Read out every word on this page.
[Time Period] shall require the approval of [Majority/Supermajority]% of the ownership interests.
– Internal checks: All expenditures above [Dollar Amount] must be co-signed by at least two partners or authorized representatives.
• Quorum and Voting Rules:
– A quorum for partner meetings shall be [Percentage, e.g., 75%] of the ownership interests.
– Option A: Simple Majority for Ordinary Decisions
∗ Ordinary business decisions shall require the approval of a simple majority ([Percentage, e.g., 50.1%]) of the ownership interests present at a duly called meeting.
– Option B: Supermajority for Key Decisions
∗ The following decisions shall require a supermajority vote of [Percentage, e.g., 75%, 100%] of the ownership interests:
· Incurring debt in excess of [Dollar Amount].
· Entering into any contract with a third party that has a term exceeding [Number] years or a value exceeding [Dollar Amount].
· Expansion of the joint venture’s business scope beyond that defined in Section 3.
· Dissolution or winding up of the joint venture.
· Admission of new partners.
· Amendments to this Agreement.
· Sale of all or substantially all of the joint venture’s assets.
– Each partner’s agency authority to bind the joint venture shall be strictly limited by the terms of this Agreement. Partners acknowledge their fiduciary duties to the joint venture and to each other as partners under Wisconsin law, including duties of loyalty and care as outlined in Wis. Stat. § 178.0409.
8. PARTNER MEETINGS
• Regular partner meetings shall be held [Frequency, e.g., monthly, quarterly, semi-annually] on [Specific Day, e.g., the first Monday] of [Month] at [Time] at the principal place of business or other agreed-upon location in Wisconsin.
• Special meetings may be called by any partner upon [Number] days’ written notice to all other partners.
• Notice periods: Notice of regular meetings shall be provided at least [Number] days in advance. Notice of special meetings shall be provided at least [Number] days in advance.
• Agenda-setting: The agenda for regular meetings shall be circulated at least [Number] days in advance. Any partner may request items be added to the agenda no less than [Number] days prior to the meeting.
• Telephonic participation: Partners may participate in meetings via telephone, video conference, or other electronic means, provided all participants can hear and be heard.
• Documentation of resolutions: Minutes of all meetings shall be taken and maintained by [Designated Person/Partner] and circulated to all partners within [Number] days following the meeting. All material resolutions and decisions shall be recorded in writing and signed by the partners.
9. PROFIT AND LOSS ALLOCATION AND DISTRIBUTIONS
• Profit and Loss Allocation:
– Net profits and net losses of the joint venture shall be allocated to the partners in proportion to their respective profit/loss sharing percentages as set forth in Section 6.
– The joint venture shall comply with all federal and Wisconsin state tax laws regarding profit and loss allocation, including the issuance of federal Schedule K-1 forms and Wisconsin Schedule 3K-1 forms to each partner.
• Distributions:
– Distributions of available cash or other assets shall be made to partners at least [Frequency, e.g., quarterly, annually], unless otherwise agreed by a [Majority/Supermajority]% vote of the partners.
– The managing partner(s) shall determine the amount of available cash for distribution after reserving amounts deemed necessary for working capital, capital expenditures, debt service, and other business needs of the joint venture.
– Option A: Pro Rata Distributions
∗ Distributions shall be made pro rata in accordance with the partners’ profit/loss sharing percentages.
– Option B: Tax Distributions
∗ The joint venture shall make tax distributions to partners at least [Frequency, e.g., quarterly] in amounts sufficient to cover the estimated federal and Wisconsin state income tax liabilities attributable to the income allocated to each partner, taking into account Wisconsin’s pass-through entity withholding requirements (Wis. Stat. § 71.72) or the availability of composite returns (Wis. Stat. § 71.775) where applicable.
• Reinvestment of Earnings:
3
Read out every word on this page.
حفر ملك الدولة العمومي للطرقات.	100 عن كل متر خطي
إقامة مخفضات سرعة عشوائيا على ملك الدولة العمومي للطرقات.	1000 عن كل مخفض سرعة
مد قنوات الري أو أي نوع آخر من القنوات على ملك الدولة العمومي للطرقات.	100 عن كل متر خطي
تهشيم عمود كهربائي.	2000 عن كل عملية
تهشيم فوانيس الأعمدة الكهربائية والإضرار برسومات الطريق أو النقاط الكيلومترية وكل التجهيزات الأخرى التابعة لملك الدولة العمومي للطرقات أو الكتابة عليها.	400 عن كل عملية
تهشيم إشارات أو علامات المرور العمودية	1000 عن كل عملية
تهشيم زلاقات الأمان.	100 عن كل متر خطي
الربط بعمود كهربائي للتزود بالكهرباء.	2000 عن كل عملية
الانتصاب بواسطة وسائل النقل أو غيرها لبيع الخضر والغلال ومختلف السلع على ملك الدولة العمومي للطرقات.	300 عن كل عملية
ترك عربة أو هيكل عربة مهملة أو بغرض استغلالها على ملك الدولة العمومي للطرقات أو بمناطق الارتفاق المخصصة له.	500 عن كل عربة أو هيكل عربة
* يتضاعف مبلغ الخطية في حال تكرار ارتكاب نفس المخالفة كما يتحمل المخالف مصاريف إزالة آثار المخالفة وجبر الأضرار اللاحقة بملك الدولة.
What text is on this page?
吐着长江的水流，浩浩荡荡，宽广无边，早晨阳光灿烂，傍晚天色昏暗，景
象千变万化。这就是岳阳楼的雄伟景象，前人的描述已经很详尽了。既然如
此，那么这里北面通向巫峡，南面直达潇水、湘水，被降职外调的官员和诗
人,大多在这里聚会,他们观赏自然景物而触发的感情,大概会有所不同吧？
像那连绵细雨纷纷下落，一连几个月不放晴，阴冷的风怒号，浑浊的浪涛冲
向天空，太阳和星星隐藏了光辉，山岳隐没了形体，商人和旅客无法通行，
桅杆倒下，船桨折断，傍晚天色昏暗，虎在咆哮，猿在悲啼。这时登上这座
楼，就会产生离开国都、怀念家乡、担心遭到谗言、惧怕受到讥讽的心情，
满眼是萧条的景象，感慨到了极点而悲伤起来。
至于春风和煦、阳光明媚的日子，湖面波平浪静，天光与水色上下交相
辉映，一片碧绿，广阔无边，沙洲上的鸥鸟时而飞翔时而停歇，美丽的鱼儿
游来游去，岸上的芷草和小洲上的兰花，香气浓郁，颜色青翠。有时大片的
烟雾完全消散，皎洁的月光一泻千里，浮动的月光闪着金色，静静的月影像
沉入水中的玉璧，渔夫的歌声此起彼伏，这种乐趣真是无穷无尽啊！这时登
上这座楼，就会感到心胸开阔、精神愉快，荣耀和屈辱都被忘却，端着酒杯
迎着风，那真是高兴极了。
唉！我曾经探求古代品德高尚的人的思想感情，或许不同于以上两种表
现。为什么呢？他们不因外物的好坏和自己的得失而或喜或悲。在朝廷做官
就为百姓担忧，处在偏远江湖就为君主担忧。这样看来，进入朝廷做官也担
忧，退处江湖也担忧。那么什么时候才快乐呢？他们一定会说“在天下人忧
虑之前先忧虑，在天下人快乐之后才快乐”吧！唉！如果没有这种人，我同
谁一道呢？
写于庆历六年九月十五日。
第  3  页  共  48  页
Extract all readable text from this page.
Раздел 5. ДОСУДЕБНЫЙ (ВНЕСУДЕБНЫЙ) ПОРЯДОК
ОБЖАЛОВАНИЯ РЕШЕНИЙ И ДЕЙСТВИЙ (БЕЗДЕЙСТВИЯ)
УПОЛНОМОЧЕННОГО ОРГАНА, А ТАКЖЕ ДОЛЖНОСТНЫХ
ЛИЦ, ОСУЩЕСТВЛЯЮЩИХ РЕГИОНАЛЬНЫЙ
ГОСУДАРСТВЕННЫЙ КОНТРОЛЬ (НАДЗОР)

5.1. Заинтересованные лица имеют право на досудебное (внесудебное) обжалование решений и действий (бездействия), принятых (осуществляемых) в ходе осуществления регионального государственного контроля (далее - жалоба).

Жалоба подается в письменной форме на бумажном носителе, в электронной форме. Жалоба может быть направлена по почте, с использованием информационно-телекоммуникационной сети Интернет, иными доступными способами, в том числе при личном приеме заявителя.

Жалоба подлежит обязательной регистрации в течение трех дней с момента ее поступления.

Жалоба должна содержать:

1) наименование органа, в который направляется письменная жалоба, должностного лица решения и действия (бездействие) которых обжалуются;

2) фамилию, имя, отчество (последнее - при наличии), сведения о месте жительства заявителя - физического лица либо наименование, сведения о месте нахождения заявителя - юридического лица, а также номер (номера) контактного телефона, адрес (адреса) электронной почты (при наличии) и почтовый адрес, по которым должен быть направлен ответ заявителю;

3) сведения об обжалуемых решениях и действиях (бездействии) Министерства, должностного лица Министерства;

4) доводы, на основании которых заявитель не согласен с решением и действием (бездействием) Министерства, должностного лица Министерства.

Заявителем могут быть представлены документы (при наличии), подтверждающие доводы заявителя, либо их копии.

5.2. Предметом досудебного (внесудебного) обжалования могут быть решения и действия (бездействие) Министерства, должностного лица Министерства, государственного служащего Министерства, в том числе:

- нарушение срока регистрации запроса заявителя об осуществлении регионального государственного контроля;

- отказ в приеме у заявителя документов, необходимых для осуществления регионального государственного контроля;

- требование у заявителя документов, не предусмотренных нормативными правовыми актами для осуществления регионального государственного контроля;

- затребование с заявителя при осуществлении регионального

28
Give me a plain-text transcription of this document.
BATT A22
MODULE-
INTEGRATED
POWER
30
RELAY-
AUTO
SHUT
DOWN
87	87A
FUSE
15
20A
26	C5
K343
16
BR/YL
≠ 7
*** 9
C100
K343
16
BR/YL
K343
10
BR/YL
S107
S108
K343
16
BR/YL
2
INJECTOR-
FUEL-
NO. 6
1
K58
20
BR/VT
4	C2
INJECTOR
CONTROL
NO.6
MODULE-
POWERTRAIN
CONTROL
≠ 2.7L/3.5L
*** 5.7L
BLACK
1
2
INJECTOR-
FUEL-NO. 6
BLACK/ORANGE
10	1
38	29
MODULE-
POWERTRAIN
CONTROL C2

☆ ☆ ☆ ☆

TASK TO COMPLETE. Please quote nothing but the lines from the line with "Give me a plain-text" through the end of the data above, exactly as written, ends included.

IN RESPONSE.
Give me a plain-text transcription of this document.
BATT A22
MODULE-
INTEGRATED
POWER
30
RELAY-
AUTO
SHUT
DOWN
87	87A
FUSE
15
20A
26	C5
K343
16
BR/YL
≠ 7
*** 9
C100
K343
16
BR/YL
K343
10
BR/YL
S107
S108
K343
16
BR/YL
2
INJECTOR-
FUEL-
NO. 6
1
K58
20
BR/VT
4	C2
INJECTOR
CONTROL
NO.6
MODULE-
POWERTRAIN
CONTROL
≠ 2.7L/3.5L
*** 5.7L
BLACK
1
2
INJECTOR-
FUEL-NO. 6
BLACK/ORANGE
10	1
38	29
MODULE-
POWERTRAIN
CONTROL C2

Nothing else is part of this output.